> [SHORT PROBLEM]
In the records below, rename every "checkbox" to "tick-box" and leave everything else as it is.

> [DATA SHOWN]
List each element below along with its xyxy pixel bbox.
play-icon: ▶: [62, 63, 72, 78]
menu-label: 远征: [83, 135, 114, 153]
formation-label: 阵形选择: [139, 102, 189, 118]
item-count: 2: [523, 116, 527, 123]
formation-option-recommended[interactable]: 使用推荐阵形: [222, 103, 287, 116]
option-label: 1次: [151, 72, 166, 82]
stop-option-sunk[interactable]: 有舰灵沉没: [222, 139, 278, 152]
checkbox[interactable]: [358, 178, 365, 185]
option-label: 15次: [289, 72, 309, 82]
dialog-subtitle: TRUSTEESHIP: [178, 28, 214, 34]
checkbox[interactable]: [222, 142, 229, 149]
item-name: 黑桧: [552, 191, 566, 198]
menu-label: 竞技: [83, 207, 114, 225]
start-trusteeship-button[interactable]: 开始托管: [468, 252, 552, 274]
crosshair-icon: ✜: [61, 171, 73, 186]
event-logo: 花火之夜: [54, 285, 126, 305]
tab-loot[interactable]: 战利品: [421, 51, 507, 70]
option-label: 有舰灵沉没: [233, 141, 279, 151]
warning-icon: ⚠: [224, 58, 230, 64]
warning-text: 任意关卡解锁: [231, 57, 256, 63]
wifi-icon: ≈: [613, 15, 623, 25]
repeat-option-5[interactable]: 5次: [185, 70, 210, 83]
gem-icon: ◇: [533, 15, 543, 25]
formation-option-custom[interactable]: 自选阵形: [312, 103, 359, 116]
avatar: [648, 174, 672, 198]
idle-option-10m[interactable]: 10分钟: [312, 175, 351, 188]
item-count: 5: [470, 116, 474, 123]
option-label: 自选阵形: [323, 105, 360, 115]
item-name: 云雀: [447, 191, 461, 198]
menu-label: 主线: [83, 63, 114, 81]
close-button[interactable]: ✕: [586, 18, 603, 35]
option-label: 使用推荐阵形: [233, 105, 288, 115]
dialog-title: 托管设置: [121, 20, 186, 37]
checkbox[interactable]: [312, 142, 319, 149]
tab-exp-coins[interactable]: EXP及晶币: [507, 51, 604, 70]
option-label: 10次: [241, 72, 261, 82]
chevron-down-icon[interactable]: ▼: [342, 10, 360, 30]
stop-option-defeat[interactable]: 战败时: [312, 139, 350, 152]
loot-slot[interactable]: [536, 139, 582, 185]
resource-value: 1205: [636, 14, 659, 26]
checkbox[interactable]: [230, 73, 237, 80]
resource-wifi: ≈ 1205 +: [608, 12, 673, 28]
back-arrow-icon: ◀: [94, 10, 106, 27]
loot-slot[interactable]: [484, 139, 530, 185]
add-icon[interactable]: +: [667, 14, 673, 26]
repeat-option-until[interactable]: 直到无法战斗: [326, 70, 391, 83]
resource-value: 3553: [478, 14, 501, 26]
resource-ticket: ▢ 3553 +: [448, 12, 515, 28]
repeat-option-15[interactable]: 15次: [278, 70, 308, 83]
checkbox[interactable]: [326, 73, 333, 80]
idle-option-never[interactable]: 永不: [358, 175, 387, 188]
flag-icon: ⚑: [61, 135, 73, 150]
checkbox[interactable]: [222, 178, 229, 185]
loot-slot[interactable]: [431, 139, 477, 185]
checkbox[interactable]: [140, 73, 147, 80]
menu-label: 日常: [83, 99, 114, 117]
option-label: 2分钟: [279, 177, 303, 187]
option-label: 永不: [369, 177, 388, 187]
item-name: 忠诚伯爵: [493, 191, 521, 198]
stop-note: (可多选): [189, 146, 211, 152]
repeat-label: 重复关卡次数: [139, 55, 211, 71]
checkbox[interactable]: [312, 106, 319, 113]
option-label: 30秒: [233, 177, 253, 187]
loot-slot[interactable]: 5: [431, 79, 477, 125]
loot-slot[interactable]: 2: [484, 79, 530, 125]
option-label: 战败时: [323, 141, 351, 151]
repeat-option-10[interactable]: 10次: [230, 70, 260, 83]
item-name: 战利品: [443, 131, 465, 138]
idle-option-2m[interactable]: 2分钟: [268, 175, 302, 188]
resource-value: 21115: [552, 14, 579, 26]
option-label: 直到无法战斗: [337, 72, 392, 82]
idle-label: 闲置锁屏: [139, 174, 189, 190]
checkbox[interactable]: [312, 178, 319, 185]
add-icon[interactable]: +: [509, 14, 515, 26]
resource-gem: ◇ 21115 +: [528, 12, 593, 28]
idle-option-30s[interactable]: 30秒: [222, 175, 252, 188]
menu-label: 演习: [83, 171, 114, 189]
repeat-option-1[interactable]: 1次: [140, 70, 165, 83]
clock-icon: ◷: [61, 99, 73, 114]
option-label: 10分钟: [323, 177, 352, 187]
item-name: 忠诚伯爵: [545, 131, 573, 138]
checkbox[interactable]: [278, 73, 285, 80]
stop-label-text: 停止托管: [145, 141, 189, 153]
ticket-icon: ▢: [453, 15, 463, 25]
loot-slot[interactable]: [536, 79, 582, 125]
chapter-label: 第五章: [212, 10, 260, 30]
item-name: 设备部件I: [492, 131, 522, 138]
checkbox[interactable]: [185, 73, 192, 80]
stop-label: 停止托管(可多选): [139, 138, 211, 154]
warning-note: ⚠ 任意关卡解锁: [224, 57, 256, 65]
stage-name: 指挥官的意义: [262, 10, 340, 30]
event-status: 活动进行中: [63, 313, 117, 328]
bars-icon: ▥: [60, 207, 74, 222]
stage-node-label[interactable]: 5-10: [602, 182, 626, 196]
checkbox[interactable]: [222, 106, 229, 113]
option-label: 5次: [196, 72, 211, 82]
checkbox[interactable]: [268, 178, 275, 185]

> [RESULT]
List each element below along with its xyxy pixel bbox.
play-icon: ▶: [62, 63, 72, 78]
menu-label: 远征: [83, 135, 114, 153]
formation-label: 阵形选择: [139, 102, 189, 118]
item-count: 2: [523, 116, 527, 123]
formation-option-recommended[interactable]: 使用推荐阵形: [222, 103, 287, 116]
option-label: 1次: [151, 72, 166, 82]
stop-option-sunk[interactable]: 有舰灵沉没: [222, 139, 278, 152]
tick-box[interactable]: [358, 178, 365, 185]
option-label: 15次: [289, 72, 309, 82]
dialog-subtitle: TRUSTEESHIP: [178, 28, 214, 34]
tick-box[interactable]: [222, 142, 229, 149]
item-name: 黑桧: [552, 191, 566, 198]
menu-label: 竞技: [83, 207, 114, 225]
start-trusteeship-button[interactable]: 开始托管: [468, 252, 552, 274]
crosshair-icon: ✜: [61, 171, 73, 186]
event-logo: 花火之夜: [54, 285, 126, 305]
tab-loot[interactable]: 战利品: [421, 51, 507, 70]
option-label: 有舰灵沉没: [233, 141, 279, 151]
warning-icon: ⚠: [224, 58, 230, 64]
warning-text: 任意关卡解锁: [231, 57, 256, 63]
wifi-icon: ≈: [613, 15, 623, 25]
repeat-option-5[interactable]: 5次: [185, 70, 210, 83]
gem-icon: ◇: [533, 15, 543, 25]
formation-option-custom[interactable]: 自选阵形: [312, 103, 359, 116]
avatar: [648, 174, 672, 198]
idle-option-10m[interactable]: 10分钟: [312, 175, 351, 188]
item-count: 5: [470, 116, 474, 123]
option-label: 自选阵形: [323, 105, 360, 115]
item-name: 云雀: [447, 191, 461, 198]
menu-label: 主线: [83, 63, 114, 81]
close-button[interactable]: ✕: [586, 18, 603, 35]
option-label: 使用推荐阵形: [233, 105, 288, 115]
dialog-title: 托管设置: [121, 20, 186, 37]
tick-box[interactable]: [312, 142, 319, 149]
tab-exp-coins[interactable]: EXP及晶币: [507, 51, 604, 70]
option-label: 10次: [241, 72, 261, 82]
chevron-down-icon[interactable]: ▼: [342, 10, 360, 30]
stop-option-defeat[interactable]: 战败时: [312, 139, 350, 152]
loot-slot[interactable]: [536, 139, 582, 185]
resource-value: 1205: [636, 14, 659, 26]
tick-box[interactable]: [230, 73, 237, 80]
resource-wifi: ≈ 1205 +: [608, 12, 673, 28]
back-arrow-icon: ◀: [94, 10, 106, 27]
loot-slot[interactable]: [484, 139, 530, 185]
add-icon[interactable]: +: [667, 14, 673, 26]
repeat-option-until[interactable]: 直到无法战斗: [326, 70, 391, 83]
resource-value: 3553: [478, 14, 501, 26]
resource-ticket: ▢ 3553 +: [448, 12, 515, 28]
repeat-option-15[interactable]: 15次: [278, 70, 308, 83]
tick-box[interactable]: [326, 73, 333, 80]
idle-option-never[interactable]: 永不: [358, 175, 387, 188]
flag-icon: ⚑: [61, 135, 73, 150]
tick-box[interactable]: [222, 178, 229, 185]
loot-slot[interactable]: [431, 139, 477, 185]
tick-box[interactable]: [140, 73, 147, 80]
menu-label: 日常: [83, 99, 114, 117]
option-label: 2分钟: [279, 177, 303, 187]
option-label: 永不: [369, 177, 388, 187]
item-name: 忠诚伯爵: [493, 191, 521, 198]
stop-note: (可多选): [189, 146, 211, 152]
repeat-label: 重复关卡次数: [139, 55, 211, 71]
tick-box[interactable]: [312, 106, 319, 113]
option-label: 30秒: [233, 177, 253, 187]
loot-slot[interactable]: 5: [431, 79, 477, 125]
loot-slot[interactable]: 2: [484, 79, 530, 125]
option-label: 战败时: [323, 141, 351, 151]
repeat-option-10[interactable]: 10次: [230, 70, 260, 83]
item-name: 战利品: [443, 131, 465, 138]
idle-option-2m[interactable]: 2分钟: [268, 175, 302, 188]
resource-value: 21115: [552, 14, 579, 26]
option-label: 直到无法战斗: [337, 72, 392, 82]
idle-label: 闲置锁屏: [139, 174, 189, 190]
tick-box[interactable]: [312, 178, 319, 185]
add-icon[interactable]: +: [509, 14, 515, 26]
resource-gem: ◇ 21115 +: [528, 12, 593, 28]
idle-option-30s[interactable]: 30秒: [222, 175, 252, 188]
menu-label: 演习: [83, 171, 114, 189]
repeat-option-1[interactable]: 1次: [140, 70, 165, 83]
clock-icon: ◷: [61, 99, 73, 114]
option-label: 10分钟: [323, 177, 352, 187]
item-name: 忠诚伯爵: [545, 131, 573, 138]
tick-box[interactable]: [278, 73, 285, 80]
stop-label-text: 停止托管: [145, 141, 189, 153]
ticket-icon: ▢: [453, 15, 463, 25]
loot-slot[interactable]: [536, 79, 582, 125]
chapter-label: 第五章: [212, 10, 260, 30]
item-name: 设备部件I: [492, 131, 522, 138]
tick-box[interactable]: [185, 73, 192, 80]
stop-label: 停止托管(可多选): [139, 138, 211, 154]
warning-note: ⚠ 任意关卡解锁: [224, 57, 256, 65]
stage-name: 指挥官的意义: [262, 10, 340, 30]
event-status: 活动进行中: [63, 313, 117, 328]
bars-icon: ▥: [60, 207, 74, 222]
stage-node-label[interactable]: 5-10: [602, 182, 626, 196]
tick-box[interactable]: [222, 106, 229, 113]
option-label: 5次: [196, 72, 211, 82]
tick-box[interactable]: [268, 178, 275, 185]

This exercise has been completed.